=== Extracted text ===
========
We conducted a prospective, exploratory, observational, hypothesis-generating, case-control study that included patients with gastric cancer treated at two public hospitals (Hospital Nacional Dos de Mayo in Lima and the Hospital Regional de Ica in Ica), and one private clinic (Oncosalud–AUNA).

Population and eligibility criteria

The study population involved patients with gastric adenocarcinoma diagnosed between 2020 and 2022. Inclusion criteria were, being 18 years or older, previously untreated, adequate stored histological material, and acceptance of participation in the study by signing an informed consent. Patients with an unsuitable tumor sample for genomic analysis were excluded.

Tumor sample collection

Gastric biopsies and surgical pieces of gastric tumors were prospectively collected. The samples were fixed in formalin, embedded in paraffin and histological sections were cut. An expert pathologist oversaw the evaluation of the hematoxylin and eosin-stained slides. The paraffin-embedded tissues were sent to Foundation Medicine (Cambridge, US) for analysis through the FoundationOne CDx platform.

Collection of clinicopathological information

Clinical records from each patient were reviewed. The clinicopathological variables included age, sex, histological classification, Lauren’s classification, Borrmann’s classification, tumor size and clinical stage.

Data collection instruments

For the socioeconomic status (SES) evaluation, patients were interviewed using a sociodemographic questionnaire developed by The Peruvian Association of Market Intelligence Companies (APEIM)51, which classifies SES into five levels based on the scores they obtain on the questionnaire (A: 40 points or more, B: From 29 to 39 points, C: From 20 to 28 points, D: From 13 to 19 points and E: 12 points or less). For this study, patients from levels A, B, and C were classified as MHSES, while patients from levels D and E were classified as LSES.

Genomic analysis

The Foundation One CDx platform includes analysis of point mutations and copy number variation in 324 driver genes; as well as the tumor mutational load (# per 1000 bases); microsatellites instability and, genetic rearrangements in 32 driver genes: BCL2, BCR, BRAF, BRCA1, BRCA2, CD74, EGFR, ETV4, ETV5, ETV6, EWSR1, EZR, FGFR1, FGFR2, FGFR3, KIT, KMT2A, (MLL), MSH2, MYB, MYC, NOTCH2, NTRK1, NTRK2, NUTM1, PDGFRA, RAF1, RARA, RET, ROS1, RSPO2, SDC4, SLC34A2, TERC*, TERT and TMPRSS2.

Evaluation of suitable targeted therapies and immunotherapy

We grouped clinical therapies according to reports provided by Foundation One CDx into three trials for each socioeconomic level, clinically relevant therapies in the same tumor, clinically relevant therapies in another tumor type, and clinical trials.
========
=== Exercise requirements ===
Decide whether each of these statements agrees with the gastric cancer study methods above. For each, answer yes or no and quote the words of the text that decide it. 1. Patients whose tumor sample was unsuitable for genomic analysis were excluded. 2. Patients at socioeconomic level C were classified as LSES. 3. The study drew patients from two private clinics.

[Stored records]
========
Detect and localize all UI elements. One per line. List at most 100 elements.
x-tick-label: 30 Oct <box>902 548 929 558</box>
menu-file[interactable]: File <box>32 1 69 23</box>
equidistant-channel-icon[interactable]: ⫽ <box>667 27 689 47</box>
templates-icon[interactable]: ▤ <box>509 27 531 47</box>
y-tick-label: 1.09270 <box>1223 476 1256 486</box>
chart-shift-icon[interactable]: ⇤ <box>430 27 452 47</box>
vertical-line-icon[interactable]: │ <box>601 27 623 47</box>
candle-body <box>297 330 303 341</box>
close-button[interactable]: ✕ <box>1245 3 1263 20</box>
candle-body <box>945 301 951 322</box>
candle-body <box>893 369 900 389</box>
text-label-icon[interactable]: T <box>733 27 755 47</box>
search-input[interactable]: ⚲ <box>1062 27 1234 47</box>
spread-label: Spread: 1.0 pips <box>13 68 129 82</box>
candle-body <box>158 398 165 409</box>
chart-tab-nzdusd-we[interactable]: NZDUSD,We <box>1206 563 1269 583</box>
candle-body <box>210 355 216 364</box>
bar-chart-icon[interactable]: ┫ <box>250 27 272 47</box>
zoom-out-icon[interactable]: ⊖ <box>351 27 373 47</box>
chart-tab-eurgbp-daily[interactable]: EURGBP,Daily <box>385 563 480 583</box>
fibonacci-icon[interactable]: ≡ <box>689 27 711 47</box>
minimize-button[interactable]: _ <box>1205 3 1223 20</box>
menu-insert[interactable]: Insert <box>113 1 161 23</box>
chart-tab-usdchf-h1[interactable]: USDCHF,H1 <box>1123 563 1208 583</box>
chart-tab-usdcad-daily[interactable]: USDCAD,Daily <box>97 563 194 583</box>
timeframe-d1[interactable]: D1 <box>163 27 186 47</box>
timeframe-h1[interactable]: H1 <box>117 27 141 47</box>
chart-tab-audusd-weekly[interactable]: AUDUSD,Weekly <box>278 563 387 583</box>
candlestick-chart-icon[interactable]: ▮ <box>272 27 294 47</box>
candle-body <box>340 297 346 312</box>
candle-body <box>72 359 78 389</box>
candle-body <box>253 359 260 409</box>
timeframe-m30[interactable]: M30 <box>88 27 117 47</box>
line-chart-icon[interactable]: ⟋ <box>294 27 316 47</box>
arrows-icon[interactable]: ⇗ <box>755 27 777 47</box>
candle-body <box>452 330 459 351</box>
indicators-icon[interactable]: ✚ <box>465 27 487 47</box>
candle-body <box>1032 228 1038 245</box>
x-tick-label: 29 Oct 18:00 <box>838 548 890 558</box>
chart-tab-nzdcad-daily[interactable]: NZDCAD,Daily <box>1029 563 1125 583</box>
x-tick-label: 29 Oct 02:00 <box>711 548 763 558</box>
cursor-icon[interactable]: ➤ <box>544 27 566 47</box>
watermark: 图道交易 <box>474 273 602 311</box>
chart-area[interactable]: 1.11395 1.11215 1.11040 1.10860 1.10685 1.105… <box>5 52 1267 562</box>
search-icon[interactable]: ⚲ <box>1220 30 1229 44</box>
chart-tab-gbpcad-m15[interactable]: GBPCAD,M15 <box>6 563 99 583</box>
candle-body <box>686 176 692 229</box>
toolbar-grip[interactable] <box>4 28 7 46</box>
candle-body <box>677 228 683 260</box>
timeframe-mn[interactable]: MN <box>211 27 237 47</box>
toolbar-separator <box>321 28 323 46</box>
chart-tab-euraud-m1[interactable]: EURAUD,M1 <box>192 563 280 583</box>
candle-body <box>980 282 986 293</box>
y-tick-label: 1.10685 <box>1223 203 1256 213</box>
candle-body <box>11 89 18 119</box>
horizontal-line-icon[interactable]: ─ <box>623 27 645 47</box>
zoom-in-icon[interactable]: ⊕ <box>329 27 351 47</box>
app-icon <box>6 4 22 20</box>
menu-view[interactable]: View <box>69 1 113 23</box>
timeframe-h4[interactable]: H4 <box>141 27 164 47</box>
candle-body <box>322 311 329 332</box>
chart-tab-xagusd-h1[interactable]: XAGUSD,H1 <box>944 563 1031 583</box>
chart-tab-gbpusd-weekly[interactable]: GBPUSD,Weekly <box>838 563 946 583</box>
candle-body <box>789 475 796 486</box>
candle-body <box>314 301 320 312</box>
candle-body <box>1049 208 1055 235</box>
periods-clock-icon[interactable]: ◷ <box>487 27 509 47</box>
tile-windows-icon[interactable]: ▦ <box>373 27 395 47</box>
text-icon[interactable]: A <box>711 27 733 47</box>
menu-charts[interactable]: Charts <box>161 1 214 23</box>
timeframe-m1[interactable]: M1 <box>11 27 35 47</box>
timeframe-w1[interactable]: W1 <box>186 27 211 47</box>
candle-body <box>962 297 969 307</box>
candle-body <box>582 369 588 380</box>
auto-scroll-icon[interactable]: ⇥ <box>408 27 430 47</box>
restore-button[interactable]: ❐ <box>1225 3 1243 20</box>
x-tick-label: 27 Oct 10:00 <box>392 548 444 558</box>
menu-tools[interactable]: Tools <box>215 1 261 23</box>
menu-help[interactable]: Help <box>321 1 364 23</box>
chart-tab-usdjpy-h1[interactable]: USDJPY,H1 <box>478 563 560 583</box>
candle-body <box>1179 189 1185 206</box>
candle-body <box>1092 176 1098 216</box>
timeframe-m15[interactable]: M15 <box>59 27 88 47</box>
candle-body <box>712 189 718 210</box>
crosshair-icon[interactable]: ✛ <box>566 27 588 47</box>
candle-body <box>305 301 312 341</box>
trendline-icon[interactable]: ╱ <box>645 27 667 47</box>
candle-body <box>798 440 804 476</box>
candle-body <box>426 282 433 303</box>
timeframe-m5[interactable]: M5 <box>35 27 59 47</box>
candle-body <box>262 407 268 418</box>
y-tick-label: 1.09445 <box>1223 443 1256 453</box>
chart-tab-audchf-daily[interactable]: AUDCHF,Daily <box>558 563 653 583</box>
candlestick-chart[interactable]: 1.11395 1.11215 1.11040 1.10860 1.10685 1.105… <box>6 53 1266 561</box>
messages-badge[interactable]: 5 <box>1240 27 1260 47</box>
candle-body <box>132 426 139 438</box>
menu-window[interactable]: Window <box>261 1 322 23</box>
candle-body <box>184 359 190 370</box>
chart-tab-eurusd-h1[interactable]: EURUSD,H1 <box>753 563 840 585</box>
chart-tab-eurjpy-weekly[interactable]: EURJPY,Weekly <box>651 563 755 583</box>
========
=== Task solution ===
1. Yes: "Patients with an unsuitable tumor sample for genomic analysis were excluded."
2. No: "patients from levels A, B, and C were classified as MHSES"
3. No: "two public hospitals (Hospital Nacional Dos de Mayo in Lima and the Hospital Regional de Ica in Ica), and one private clinic (Oncosalud–AUNA)"